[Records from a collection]
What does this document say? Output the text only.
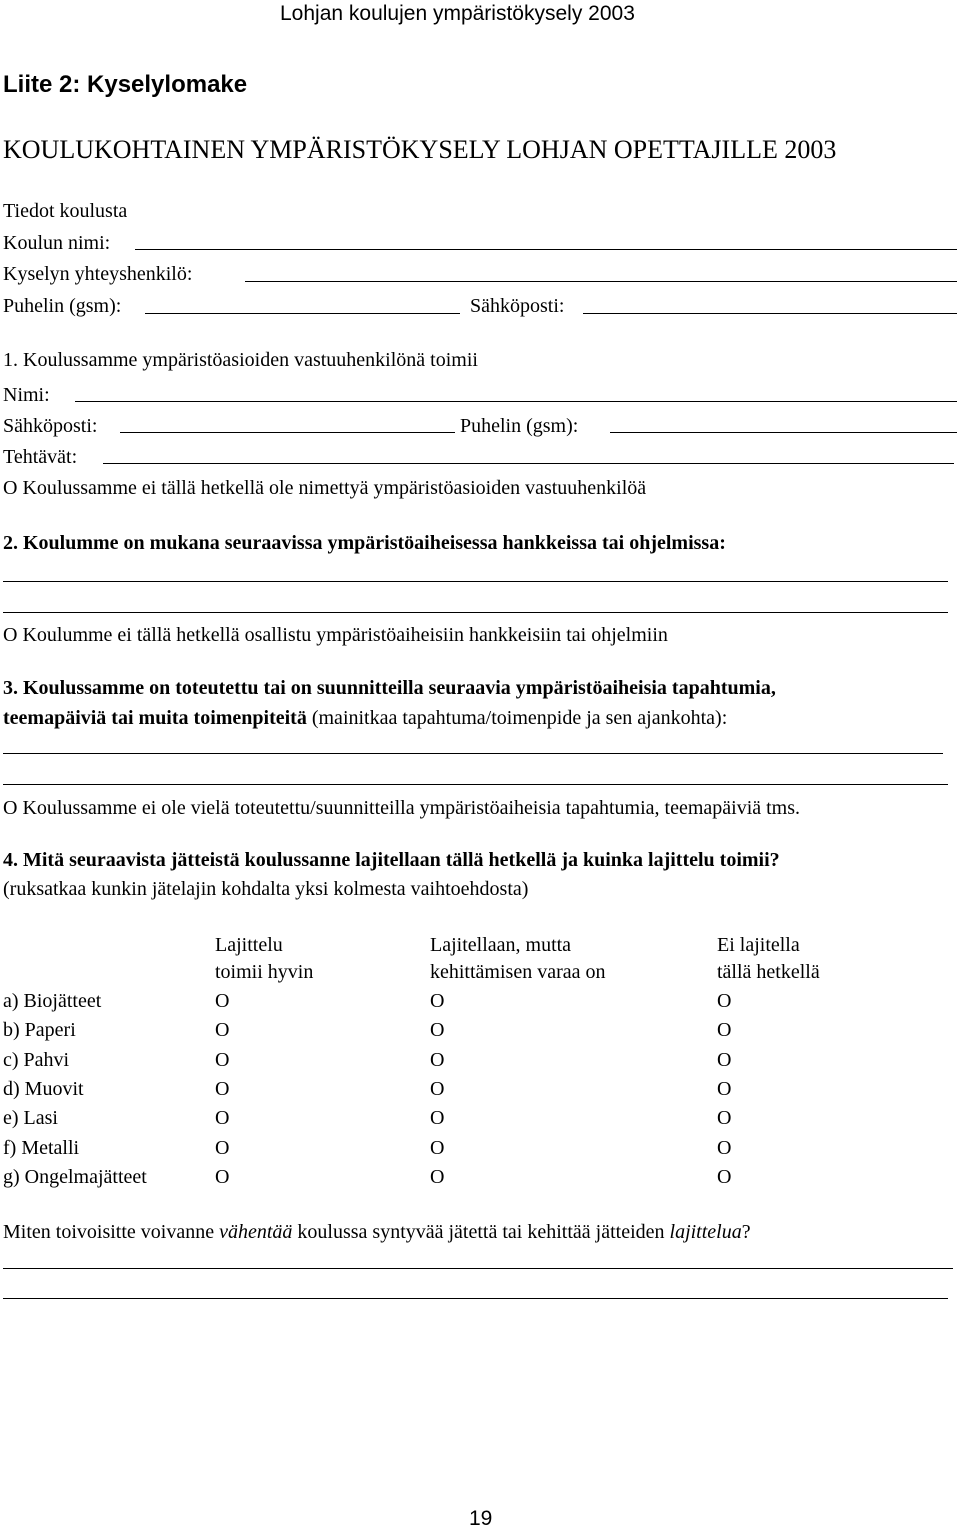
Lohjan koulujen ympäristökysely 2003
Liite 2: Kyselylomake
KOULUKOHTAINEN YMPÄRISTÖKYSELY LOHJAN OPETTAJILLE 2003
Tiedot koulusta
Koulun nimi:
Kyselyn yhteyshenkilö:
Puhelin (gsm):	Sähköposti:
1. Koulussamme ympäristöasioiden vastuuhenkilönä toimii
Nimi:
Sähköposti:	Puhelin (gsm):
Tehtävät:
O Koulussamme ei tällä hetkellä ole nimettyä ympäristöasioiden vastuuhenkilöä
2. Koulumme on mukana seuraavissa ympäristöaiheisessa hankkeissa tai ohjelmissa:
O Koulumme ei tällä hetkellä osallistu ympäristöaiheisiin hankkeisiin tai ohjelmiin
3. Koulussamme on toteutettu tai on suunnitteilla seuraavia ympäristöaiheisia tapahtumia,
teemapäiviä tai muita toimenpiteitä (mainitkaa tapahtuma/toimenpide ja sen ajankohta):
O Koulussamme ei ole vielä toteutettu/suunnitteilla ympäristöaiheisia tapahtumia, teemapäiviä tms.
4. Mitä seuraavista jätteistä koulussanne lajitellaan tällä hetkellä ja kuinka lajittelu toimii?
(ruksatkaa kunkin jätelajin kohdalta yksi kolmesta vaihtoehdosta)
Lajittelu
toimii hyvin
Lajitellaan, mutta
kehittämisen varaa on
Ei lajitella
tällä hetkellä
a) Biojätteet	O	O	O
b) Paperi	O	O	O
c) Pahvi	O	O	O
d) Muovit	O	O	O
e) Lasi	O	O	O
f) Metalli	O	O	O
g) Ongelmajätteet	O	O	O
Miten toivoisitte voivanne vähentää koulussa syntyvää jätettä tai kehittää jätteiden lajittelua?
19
--
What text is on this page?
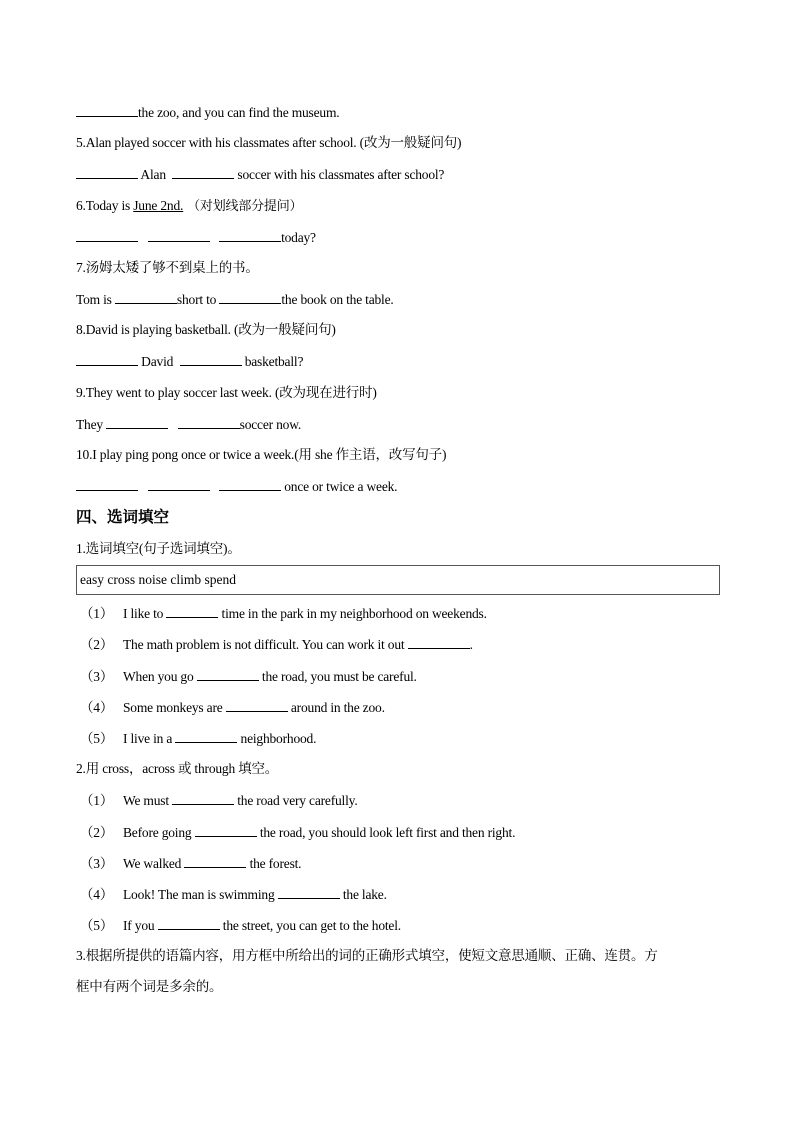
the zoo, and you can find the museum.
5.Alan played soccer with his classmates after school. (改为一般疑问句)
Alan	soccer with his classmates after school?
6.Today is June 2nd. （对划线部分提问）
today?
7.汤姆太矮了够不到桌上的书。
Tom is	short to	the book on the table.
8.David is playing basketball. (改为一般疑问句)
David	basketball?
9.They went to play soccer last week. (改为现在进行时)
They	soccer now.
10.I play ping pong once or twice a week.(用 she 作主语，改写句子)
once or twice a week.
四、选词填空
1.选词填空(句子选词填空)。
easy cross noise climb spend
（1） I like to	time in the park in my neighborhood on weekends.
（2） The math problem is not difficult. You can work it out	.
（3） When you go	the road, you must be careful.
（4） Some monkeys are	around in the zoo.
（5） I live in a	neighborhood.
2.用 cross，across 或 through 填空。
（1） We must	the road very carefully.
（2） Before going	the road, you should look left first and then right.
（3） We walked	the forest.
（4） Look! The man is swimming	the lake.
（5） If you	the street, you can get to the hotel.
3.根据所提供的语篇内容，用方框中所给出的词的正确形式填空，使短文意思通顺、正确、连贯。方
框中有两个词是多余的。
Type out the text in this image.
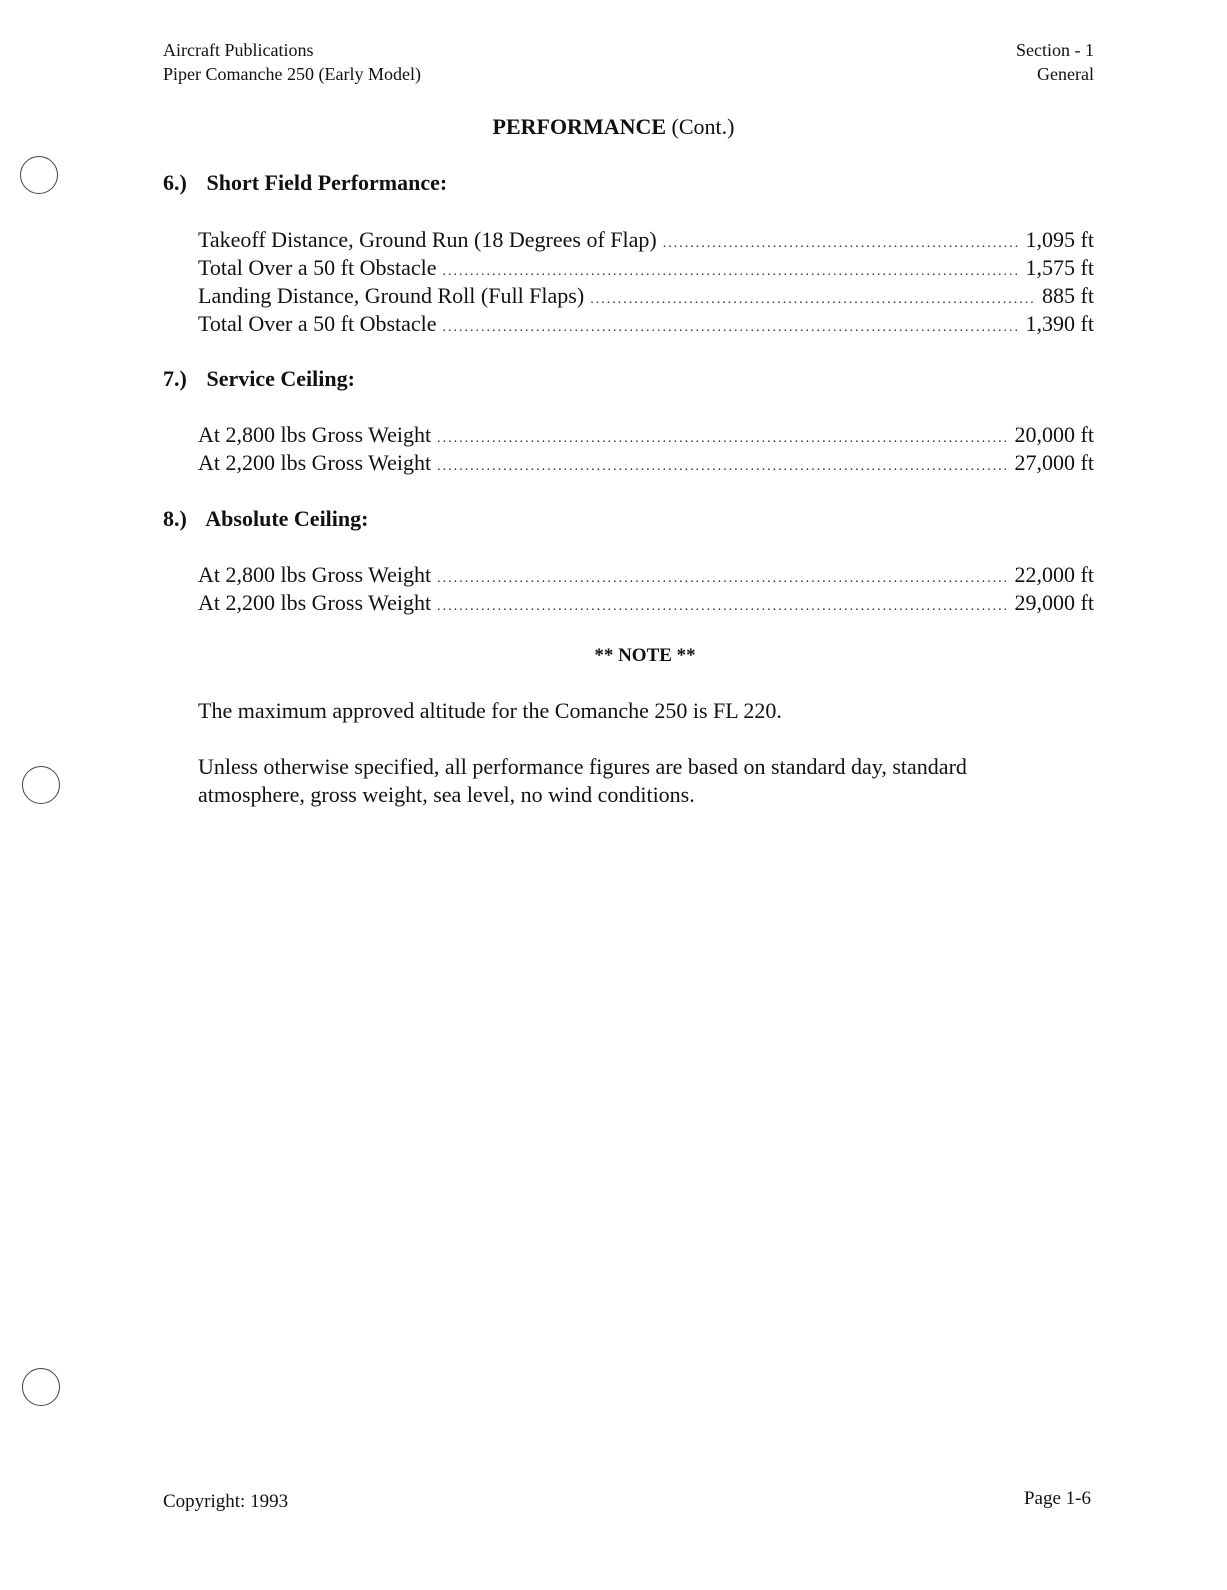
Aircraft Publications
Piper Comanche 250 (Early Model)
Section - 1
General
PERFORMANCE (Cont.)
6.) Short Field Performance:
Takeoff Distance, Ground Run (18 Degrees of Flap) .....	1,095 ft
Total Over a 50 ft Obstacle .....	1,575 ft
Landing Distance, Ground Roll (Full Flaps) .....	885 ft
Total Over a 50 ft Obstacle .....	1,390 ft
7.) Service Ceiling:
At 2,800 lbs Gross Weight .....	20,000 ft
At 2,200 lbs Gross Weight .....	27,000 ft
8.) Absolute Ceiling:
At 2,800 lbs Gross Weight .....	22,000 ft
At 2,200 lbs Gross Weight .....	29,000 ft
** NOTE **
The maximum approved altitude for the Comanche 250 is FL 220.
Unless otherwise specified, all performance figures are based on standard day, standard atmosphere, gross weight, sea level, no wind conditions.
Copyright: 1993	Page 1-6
---
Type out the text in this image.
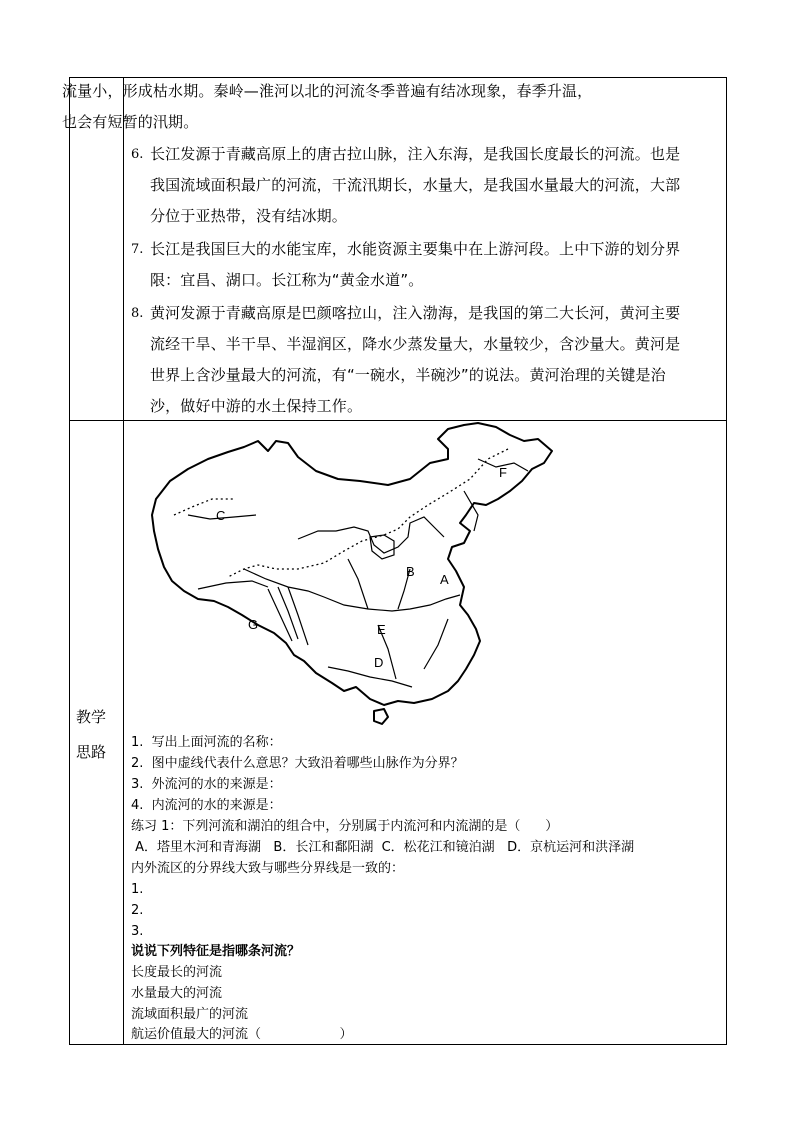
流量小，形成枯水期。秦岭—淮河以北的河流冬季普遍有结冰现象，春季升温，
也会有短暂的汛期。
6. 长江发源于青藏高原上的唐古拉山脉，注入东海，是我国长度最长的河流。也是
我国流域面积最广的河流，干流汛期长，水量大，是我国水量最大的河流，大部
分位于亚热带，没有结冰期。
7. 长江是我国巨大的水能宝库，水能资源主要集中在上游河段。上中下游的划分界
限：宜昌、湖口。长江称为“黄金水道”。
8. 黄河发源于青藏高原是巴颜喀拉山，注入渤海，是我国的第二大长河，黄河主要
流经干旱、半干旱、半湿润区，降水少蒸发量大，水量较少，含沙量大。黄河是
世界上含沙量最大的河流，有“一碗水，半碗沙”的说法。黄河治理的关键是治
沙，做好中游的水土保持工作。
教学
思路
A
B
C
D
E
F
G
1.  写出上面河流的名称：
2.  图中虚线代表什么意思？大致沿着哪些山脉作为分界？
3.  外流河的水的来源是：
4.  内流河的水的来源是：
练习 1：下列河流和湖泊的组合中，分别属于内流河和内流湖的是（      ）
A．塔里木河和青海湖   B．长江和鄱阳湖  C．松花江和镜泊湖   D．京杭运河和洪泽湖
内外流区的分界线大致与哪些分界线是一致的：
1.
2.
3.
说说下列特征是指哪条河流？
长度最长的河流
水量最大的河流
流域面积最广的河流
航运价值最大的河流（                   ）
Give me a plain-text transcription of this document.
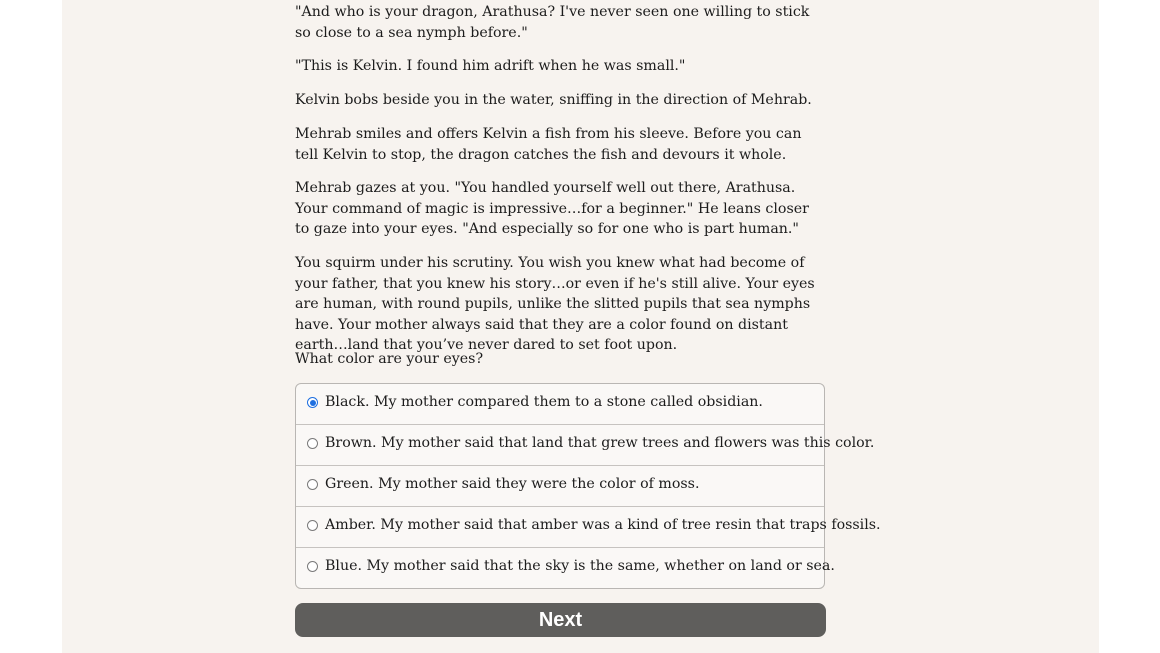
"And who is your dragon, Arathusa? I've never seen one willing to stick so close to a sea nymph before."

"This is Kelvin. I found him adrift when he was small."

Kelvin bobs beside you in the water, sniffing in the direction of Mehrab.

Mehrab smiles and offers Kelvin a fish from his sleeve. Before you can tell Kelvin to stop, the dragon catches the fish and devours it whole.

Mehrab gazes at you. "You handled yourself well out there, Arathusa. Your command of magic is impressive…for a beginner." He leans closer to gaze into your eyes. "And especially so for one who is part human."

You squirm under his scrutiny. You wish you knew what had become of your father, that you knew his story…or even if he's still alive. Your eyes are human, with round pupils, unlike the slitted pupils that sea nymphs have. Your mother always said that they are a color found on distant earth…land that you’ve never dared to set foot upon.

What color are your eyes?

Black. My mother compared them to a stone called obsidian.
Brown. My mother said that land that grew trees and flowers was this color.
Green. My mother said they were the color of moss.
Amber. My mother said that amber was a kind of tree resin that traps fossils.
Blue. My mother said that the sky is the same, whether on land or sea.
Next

_Exercise prompt_:
Copy the lines from the entries above in which the word "never" appears.

_Expected output_:
"And who is your dragon, Arathusa? I've never seen one willing to stick so close to a sea nymph before."
You squirm under his scrutiny. You wish you knew what had become of your father, that you knew his story…or even if he's still alive. Your eyes are human, with round pupils, unlike the slitted pupils that sea nymphs have. Your mother always said that they are a color found on distant earth…land that you’ve never dared to set foot upon.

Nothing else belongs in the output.